*** WORKING DATA ***

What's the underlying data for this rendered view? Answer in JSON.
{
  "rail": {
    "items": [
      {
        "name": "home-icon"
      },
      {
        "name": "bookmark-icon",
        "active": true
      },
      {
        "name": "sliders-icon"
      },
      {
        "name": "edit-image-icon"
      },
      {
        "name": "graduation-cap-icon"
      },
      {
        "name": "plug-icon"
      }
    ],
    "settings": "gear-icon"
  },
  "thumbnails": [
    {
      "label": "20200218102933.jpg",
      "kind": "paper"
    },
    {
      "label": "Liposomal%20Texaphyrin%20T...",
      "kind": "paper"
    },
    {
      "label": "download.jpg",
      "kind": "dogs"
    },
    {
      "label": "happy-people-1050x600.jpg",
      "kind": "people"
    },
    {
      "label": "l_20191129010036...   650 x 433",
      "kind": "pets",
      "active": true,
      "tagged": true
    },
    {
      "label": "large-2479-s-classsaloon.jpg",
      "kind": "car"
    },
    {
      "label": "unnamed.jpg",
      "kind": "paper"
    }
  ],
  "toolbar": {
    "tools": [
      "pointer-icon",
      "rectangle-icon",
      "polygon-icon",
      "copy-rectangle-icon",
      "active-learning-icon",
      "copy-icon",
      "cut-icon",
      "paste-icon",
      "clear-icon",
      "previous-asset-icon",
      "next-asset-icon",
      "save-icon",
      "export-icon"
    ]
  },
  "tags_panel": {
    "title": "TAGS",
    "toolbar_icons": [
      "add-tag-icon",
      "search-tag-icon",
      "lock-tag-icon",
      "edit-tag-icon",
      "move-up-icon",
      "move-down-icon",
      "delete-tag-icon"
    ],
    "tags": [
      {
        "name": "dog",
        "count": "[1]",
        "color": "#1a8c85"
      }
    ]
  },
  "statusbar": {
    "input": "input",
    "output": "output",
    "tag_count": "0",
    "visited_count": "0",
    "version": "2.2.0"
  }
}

***

__EXERCISE OBJECTIVE__
Answer only with how many lines in the records include "kind".

__RESULT OF THE EXERCISE__
7